• **Your instructions**:
Answer these questions from the passage on knee pain below:
1. What usually irritates the fluid-filled sacs in bursitis?
2. In which age group is gout in the knee more common?
3. What force does walking on flat ground put on each knee?
== Passage
Inflammation: Bursitis and Gout

Not all knee pain comes from structural damage. Inflammation in the soft tissues or within the joint itself can be just as painful.

Bursitis happens when the small fluid-filled sacs that cushion the knee become irritated, usually from prolonged kneeling or repetitive pressure. The front of the knee swells and feels tender, and the pain worsens when you bend the joint or press on it directly. Gout, a condition caused by uric acid crystal buildup, can also strike the knee. Gout attacks often begin at night and escalate quickly. The joint becomes intensely painful, warm, swollen, and sometimes red or purplish. Even the light pressure of a bedsheet can be unbearable. Gout in the knee is more common in adults over 60 and can itself trigger bursitis in the joint.

Why Body Weight Matters So Much

The knee amplifies every pound you carry. Walking on flat ground puts a force equal to one and a half times your body weight on each knee. Going up or down stairs raises that to two to three times your body weight. Squatting to pick something up off the floor loads each knee with four to five times your body weight. For someone who weighs 200 pounds, that means each knee absorbs up to 1,000 pounds of force during a simple squat.
====
== Data for analysis
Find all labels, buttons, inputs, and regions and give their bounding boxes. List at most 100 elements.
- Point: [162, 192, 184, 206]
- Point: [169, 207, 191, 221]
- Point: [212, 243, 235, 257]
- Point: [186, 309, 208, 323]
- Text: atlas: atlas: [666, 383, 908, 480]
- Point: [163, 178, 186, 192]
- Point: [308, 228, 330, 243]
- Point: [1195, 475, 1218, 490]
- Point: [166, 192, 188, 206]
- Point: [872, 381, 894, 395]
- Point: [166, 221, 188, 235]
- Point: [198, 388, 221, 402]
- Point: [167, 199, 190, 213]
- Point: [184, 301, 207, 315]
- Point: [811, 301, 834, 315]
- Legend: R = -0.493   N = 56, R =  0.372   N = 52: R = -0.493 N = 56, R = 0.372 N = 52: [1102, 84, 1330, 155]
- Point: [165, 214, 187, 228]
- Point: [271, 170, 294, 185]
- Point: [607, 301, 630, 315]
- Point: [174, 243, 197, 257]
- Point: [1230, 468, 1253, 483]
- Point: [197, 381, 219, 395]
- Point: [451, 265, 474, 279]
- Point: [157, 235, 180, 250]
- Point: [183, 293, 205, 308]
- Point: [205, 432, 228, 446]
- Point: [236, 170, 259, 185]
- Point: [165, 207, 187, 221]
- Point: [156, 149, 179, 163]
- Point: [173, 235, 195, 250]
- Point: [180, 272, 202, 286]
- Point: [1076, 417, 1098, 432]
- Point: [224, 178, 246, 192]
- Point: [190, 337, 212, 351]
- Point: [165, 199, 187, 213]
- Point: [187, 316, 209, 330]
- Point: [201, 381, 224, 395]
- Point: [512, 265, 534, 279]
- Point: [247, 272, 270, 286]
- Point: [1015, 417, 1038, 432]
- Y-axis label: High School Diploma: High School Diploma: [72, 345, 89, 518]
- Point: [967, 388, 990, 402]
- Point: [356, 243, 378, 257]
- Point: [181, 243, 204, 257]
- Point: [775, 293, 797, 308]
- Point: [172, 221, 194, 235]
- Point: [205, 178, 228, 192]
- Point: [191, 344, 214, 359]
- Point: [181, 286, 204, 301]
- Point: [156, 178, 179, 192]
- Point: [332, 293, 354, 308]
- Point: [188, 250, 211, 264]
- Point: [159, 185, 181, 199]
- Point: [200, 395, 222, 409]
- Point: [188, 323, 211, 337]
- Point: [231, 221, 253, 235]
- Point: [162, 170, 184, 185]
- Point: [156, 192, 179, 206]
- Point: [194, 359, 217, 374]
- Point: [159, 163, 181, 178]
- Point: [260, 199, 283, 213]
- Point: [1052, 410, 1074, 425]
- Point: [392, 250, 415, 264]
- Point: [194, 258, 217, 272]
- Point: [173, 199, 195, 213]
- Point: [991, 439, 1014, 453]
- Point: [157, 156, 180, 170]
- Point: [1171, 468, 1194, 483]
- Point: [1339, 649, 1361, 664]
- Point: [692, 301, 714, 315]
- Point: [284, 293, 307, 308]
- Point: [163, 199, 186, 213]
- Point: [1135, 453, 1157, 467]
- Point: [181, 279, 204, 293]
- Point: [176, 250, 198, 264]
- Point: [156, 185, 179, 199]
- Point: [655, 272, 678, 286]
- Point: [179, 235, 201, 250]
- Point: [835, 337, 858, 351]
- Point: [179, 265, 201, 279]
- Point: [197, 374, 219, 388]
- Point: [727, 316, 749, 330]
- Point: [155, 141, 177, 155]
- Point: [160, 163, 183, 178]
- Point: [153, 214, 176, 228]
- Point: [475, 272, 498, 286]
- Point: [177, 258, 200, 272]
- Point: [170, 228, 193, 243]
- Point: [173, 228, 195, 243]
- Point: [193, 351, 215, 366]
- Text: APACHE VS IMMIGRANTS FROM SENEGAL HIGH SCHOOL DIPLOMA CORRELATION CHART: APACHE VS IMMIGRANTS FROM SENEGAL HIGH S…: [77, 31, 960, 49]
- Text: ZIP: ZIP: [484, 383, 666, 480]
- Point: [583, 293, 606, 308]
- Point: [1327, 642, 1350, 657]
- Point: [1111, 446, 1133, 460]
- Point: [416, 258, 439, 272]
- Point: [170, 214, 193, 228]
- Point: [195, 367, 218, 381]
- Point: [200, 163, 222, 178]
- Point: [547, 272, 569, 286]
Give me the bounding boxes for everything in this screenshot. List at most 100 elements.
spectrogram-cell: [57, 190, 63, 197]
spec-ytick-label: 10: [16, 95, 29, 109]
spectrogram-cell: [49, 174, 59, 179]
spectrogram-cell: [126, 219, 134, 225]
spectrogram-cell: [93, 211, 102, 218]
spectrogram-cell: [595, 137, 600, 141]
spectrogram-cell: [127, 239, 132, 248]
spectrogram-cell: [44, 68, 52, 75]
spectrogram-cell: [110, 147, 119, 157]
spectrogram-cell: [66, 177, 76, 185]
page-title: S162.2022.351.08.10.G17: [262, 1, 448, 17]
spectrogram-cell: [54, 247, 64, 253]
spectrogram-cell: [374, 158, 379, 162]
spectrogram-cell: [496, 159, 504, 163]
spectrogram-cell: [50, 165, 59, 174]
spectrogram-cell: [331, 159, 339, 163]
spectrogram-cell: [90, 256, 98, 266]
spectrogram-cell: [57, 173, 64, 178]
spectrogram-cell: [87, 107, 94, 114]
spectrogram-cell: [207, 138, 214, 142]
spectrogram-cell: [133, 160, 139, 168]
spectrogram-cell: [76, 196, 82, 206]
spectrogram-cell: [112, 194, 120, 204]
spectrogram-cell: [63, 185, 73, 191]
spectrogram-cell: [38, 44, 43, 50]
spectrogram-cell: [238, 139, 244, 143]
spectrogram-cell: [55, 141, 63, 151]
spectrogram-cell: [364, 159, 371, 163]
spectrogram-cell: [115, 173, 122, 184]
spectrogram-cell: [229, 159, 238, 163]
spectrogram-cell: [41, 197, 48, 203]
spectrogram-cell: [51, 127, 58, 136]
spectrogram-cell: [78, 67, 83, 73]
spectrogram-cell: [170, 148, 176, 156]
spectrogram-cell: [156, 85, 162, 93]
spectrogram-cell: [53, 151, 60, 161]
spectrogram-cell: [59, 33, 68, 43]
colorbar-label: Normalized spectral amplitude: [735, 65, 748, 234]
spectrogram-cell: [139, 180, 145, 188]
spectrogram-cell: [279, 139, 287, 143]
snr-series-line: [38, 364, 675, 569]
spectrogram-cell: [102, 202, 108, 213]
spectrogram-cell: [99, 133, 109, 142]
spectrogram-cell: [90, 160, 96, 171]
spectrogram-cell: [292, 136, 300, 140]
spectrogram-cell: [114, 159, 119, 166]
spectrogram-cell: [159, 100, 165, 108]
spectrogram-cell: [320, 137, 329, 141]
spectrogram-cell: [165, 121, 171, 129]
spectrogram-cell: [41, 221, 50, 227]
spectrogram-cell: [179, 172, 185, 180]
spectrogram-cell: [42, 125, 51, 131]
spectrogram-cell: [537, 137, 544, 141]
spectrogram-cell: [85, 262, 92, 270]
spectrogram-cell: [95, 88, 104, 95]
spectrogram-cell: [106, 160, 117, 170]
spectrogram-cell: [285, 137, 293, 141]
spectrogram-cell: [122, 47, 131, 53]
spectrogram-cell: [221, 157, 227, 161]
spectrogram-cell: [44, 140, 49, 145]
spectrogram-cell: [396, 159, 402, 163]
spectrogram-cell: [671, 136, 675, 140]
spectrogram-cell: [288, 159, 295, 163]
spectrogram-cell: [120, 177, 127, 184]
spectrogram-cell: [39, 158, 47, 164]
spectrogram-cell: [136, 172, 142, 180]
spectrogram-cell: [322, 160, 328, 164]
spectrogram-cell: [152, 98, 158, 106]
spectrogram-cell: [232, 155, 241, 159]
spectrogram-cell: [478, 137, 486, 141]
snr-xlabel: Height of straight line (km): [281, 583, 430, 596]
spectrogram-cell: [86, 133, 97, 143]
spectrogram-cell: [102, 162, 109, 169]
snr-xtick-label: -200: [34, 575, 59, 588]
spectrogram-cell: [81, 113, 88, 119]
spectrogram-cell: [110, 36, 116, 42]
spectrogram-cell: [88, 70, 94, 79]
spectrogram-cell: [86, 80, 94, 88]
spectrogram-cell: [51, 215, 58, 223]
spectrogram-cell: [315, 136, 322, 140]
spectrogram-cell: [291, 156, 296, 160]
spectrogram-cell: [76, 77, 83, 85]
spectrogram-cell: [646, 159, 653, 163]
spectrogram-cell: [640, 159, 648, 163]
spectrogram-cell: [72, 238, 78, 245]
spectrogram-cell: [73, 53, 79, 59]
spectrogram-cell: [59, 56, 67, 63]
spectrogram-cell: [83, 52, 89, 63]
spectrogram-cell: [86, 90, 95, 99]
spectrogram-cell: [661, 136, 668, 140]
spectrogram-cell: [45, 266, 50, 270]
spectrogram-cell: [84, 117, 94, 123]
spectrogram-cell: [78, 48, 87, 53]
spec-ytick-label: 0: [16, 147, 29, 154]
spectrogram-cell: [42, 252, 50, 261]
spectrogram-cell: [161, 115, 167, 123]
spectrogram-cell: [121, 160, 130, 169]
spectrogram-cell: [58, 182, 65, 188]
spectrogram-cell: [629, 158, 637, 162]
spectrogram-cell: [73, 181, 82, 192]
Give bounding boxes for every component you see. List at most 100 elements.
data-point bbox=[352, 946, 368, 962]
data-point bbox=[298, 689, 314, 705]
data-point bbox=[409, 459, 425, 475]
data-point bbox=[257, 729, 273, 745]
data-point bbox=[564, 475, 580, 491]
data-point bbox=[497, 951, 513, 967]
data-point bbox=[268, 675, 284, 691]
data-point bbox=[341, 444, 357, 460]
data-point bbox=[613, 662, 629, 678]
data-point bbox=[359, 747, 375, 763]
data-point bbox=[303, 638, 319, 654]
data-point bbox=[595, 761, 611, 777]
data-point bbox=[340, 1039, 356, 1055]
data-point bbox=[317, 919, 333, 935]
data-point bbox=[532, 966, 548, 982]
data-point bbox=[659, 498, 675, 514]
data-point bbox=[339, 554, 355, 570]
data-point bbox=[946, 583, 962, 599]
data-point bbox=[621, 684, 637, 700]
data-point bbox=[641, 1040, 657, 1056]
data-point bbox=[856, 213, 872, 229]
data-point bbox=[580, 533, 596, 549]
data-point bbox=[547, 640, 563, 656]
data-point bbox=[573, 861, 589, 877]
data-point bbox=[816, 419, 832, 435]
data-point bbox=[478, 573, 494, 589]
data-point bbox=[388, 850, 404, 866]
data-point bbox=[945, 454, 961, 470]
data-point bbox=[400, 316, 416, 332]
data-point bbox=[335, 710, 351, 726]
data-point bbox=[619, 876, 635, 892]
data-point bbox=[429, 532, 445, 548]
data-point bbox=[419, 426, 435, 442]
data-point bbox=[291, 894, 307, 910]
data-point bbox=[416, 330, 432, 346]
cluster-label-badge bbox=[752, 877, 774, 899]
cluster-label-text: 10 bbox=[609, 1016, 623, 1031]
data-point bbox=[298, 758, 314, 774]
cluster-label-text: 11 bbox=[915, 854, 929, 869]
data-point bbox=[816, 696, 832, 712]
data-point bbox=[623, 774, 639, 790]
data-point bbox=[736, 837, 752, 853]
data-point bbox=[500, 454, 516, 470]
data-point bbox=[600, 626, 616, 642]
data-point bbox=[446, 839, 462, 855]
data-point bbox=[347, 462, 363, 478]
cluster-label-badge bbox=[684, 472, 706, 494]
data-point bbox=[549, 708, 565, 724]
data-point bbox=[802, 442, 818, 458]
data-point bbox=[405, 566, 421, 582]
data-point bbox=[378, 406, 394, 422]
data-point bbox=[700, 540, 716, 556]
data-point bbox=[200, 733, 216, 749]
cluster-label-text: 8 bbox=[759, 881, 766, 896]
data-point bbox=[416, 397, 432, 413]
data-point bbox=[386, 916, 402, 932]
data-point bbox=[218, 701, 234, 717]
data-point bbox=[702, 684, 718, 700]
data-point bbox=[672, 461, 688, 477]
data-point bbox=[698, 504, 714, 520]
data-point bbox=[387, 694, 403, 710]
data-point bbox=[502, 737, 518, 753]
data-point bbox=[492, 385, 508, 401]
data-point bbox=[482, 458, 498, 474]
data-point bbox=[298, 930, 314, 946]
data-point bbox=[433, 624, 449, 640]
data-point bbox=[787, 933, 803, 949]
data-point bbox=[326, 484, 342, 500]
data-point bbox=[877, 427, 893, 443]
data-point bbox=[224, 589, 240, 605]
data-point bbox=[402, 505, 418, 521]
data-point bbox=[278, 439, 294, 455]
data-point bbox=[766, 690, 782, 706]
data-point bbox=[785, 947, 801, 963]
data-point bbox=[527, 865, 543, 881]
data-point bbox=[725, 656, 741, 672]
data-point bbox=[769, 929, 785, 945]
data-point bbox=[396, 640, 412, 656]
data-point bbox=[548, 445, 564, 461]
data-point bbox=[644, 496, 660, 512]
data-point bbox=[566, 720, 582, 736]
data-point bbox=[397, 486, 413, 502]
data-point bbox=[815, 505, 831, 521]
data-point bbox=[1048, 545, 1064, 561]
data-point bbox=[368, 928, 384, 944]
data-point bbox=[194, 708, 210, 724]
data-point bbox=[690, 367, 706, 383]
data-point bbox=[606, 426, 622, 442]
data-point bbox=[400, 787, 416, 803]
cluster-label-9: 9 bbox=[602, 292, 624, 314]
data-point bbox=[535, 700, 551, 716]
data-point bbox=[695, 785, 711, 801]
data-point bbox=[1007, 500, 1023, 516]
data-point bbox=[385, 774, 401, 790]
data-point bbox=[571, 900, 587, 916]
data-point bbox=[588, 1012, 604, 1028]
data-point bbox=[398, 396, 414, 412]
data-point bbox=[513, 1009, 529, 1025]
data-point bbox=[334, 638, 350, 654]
====
• **Answer space**:
1. Prolonged kneeling or repetitive pressure usually irritates them.
2. Gout in the knee is more common in adults over 60.
3. Walking on flat ground puts a force equal to one and a half times body weight on each knee.